- [EXERCISE GOAL] Pick out each line of the material that contains the string "minimize". Matching is case-sensitive.
╭─ TASK INPUTS
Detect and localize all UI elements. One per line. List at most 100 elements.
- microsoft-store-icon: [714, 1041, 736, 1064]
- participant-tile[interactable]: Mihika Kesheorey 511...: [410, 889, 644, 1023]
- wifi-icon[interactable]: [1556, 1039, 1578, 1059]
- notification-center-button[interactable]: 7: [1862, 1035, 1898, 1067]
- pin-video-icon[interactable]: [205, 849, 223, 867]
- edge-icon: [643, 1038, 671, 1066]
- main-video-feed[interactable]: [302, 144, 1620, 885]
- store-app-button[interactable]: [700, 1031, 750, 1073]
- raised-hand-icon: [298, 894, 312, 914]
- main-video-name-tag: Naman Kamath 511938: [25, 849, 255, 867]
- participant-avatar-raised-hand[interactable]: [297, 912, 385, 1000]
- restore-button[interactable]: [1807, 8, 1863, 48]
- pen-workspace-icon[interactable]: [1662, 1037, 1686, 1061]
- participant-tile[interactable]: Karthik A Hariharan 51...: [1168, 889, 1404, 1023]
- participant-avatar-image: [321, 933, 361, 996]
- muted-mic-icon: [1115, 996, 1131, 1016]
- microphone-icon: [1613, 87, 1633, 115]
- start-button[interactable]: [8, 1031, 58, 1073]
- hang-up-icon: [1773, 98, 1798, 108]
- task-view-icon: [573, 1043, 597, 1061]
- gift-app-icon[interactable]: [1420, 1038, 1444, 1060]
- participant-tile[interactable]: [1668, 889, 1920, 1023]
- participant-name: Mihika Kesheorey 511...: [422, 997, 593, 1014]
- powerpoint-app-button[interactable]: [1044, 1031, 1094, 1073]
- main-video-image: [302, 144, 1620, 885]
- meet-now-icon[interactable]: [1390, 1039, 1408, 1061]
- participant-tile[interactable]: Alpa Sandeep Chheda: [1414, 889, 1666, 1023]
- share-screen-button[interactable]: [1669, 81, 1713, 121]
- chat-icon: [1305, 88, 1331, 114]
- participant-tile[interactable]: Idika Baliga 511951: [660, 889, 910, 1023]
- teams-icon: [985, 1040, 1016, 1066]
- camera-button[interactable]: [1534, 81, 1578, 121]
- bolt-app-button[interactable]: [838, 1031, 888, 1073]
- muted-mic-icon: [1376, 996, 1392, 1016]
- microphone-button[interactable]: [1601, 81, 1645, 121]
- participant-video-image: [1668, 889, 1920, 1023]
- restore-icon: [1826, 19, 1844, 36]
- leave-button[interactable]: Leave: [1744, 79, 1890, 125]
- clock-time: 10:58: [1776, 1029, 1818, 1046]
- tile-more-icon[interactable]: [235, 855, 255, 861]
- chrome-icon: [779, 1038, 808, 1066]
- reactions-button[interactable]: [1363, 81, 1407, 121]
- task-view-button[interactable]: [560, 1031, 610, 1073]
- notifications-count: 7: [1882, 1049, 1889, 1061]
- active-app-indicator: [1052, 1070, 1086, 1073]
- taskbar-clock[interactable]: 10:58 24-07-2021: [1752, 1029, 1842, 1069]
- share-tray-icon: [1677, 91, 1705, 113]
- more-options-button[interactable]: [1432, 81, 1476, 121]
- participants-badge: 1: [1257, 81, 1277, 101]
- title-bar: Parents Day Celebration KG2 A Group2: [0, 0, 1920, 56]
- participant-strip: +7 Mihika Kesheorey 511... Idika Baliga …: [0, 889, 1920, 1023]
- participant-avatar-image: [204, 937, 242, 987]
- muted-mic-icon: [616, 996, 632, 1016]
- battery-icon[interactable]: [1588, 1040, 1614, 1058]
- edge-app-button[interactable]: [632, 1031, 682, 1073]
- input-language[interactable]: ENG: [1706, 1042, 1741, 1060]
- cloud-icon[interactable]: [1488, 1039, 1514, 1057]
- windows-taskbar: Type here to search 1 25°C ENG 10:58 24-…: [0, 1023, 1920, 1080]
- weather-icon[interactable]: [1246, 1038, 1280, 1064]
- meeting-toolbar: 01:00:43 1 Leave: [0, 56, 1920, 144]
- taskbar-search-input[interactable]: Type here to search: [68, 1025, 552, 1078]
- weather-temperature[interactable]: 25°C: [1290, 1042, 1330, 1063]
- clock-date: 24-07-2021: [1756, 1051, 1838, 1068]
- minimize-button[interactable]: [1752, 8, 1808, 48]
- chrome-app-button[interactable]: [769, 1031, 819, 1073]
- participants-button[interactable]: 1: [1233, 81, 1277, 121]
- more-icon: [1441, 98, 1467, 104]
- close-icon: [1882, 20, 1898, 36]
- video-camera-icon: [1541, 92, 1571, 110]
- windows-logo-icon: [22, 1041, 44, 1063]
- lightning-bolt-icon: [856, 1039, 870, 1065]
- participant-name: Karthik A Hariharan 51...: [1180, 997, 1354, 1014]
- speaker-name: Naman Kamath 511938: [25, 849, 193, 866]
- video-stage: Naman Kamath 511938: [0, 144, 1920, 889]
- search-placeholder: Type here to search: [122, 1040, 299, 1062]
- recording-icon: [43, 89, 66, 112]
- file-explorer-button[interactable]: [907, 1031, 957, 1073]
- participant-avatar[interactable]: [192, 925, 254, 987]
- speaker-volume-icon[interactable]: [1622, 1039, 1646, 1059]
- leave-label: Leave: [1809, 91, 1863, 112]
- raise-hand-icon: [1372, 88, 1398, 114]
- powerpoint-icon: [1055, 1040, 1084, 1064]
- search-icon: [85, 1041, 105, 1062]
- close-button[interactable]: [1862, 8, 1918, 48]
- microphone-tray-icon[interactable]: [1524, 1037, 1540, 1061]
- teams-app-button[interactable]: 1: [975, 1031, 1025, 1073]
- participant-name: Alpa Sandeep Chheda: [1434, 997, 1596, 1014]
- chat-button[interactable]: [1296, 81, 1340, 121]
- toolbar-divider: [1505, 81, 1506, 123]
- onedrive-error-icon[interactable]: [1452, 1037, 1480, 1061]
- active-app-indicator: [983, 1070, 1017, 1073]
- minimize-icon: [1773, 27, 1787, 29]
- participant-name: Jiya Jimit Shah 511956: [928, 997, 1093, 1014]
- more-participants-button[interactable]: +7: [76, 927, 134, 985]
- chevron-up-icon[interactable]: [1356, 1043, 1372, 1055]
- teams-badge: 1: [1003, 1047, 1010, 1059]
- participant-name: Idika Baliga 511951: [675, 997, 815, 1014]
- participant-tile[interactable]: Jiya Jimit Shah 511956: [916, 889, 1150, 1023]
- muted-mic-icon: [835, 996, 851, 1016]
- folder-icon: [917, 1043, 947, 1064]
╰─
- [THE COMPLETED TASK]
- minimize-button[interactable]: [1752, 8, 1808, 48]
- minimize-icon: [1773, 27, 1787, 29]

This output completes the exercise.